▶ _Exercise instructions_
Restate the records that follow word for word; no pictures should appear.
:::::
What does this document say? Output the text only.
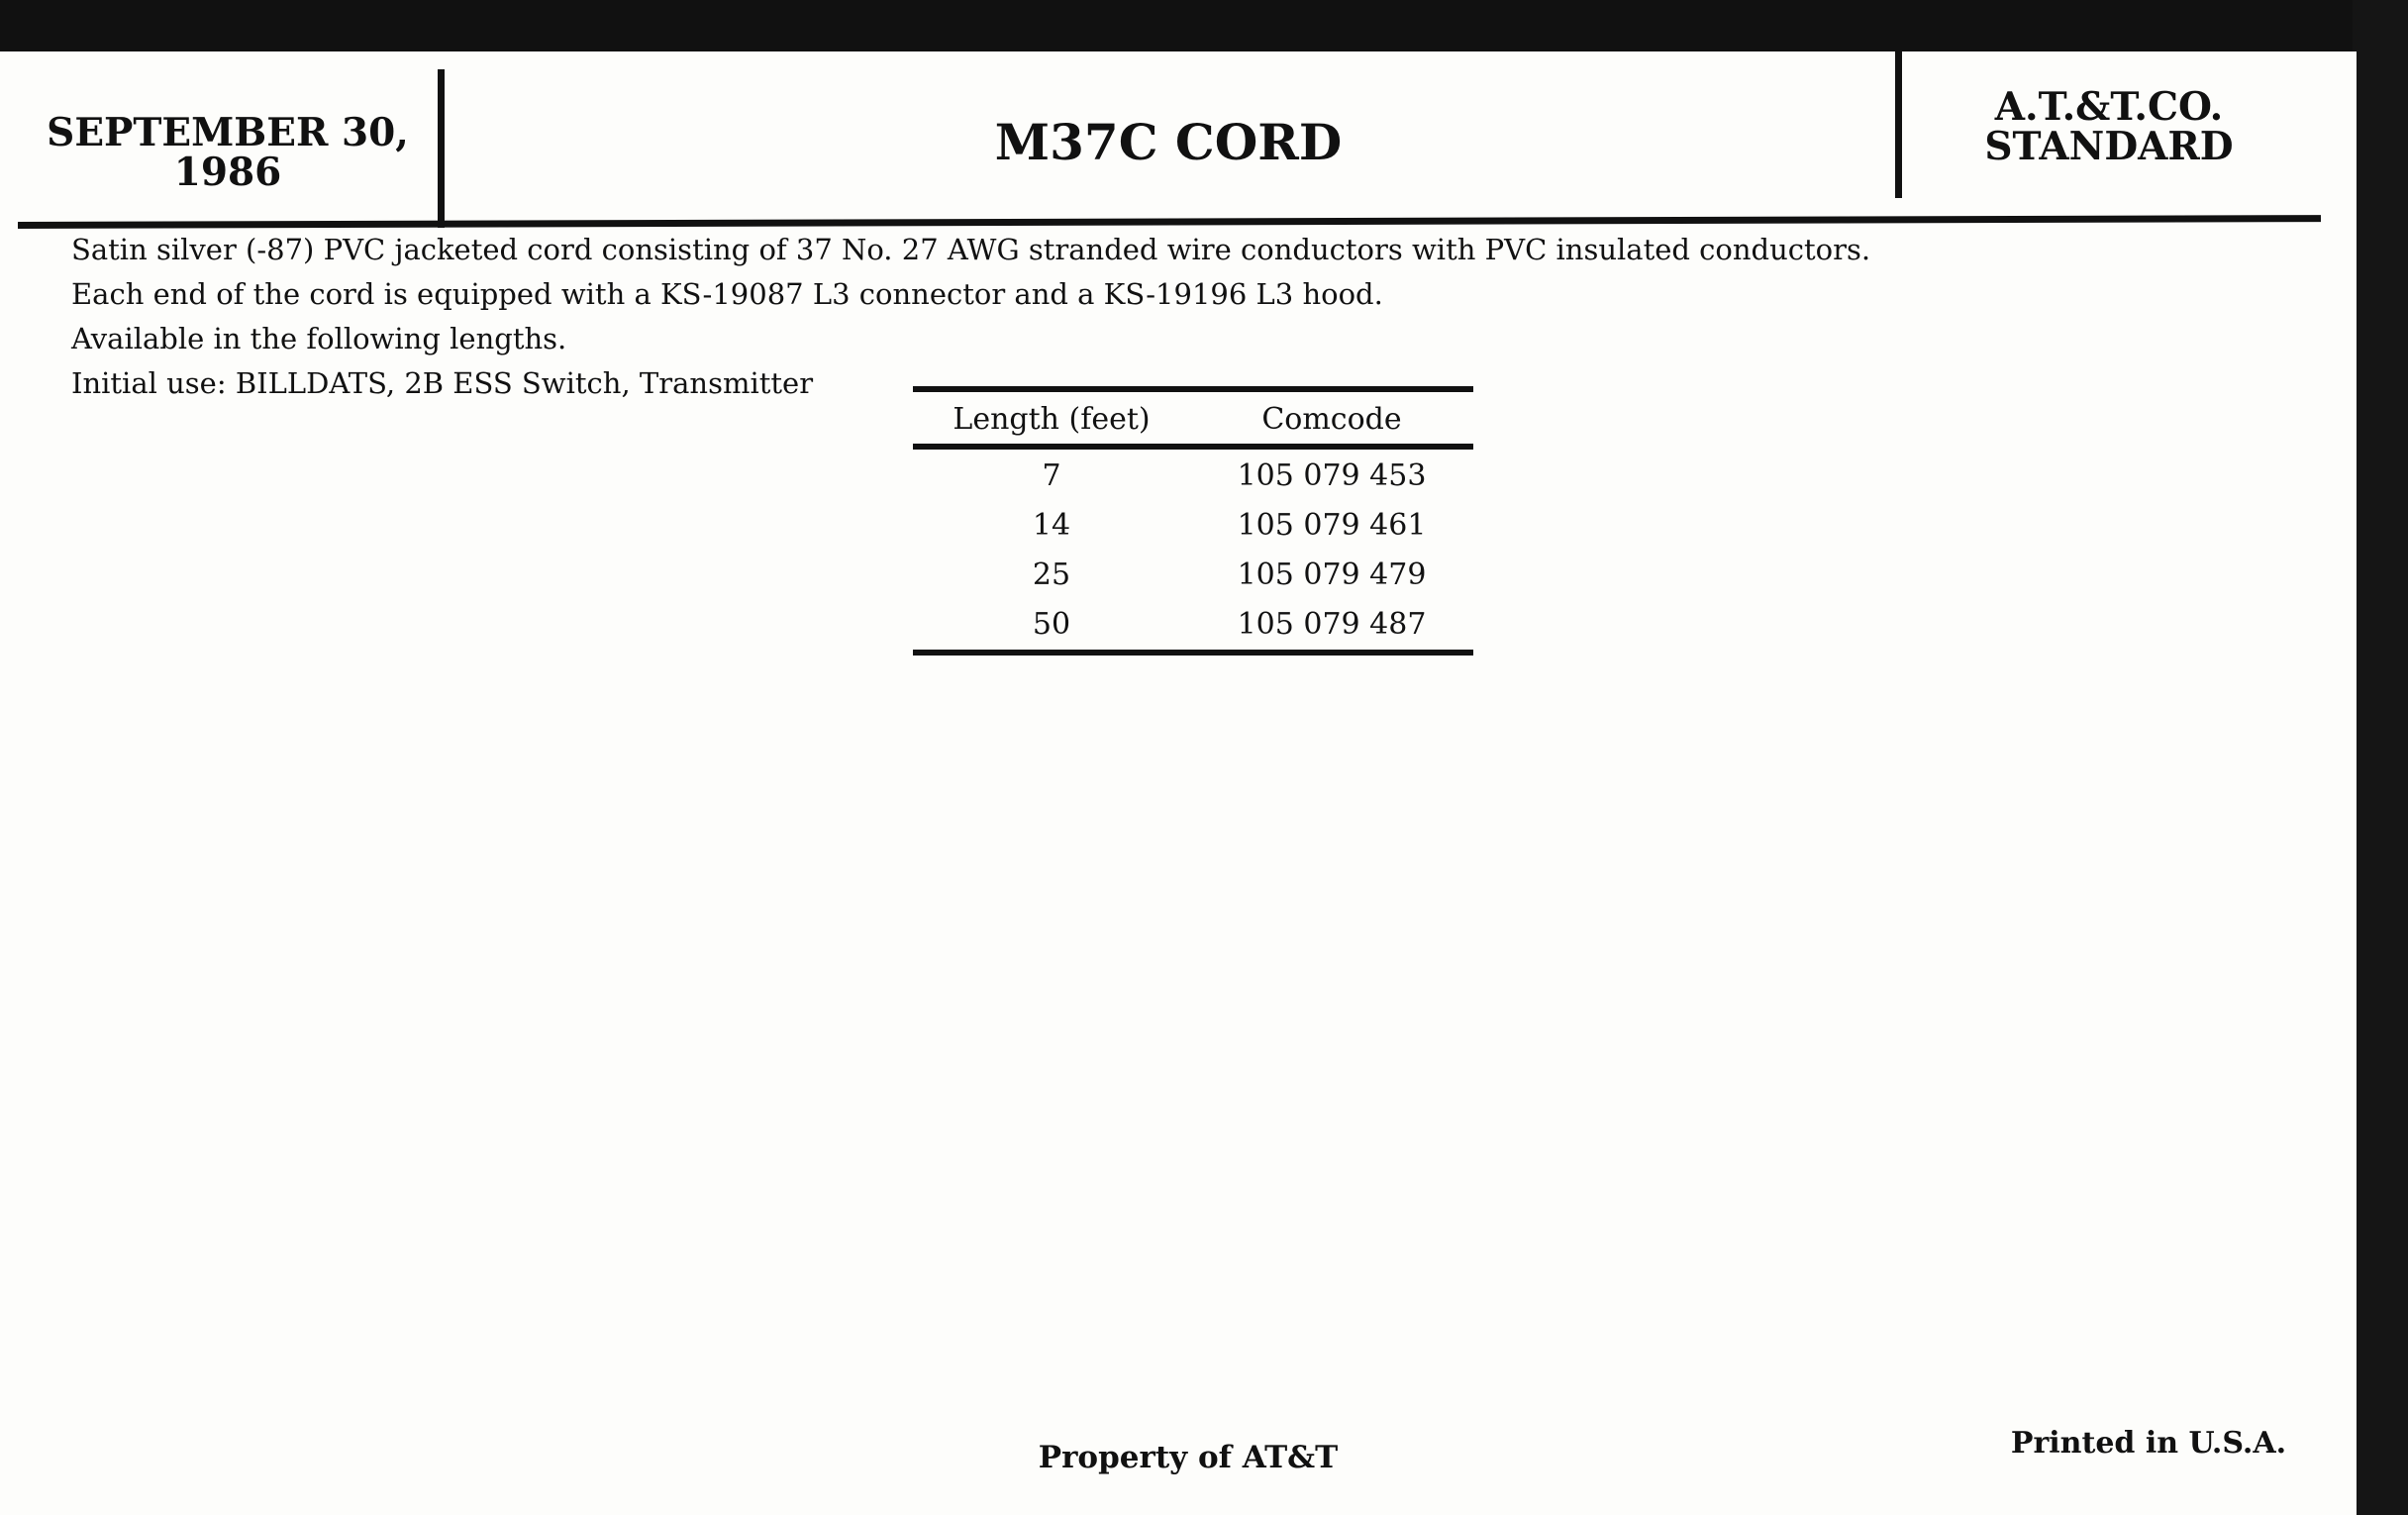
SEPTEMBER 30,
1986
M37C CORD
A.T.&T.CO.
STANDARD
Satin silver (-87) PVC jacketed cord consisting of 37 No. 27 AWG stranded wire conductors with PVC insulated conductors.
Each end of the cord is equipped with a KS-19087 L3 connector and a KS-19196 L3 hood.
Available in the following lengths.
Initial use: BILLDATS, 2B ESS Switch, Transmitter
Length (feet)	Comcode
7	105 079 453
14	105 079 461
25	105 079 479
50	105 079 487
Property of AT&T	Printed in U.S.A.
:::::
▶ _The solution_
What does this document say? Output the text only.
SEPTEMBER 30,
1986
M37C CORD
A.T.&T.CO.
STANDARD
Satin silver (-87) PVC jacketed cord consisting of 37 No. 27 AWG stranded wire conductors with PVC insulated conductors.
Each end of the cord is equipped with a KS-19087 L3 connector and a KS-19196 L3 hood.
Available in the following lengths.
Initial use: BILLDATS, 2B ESS Switch, Transmitter
Length (feet)	Comcode
7	105 079 453
14	105 079 461
25	105 079 479
50	105 079 487
Property of AT&T	Printed in U.S.A.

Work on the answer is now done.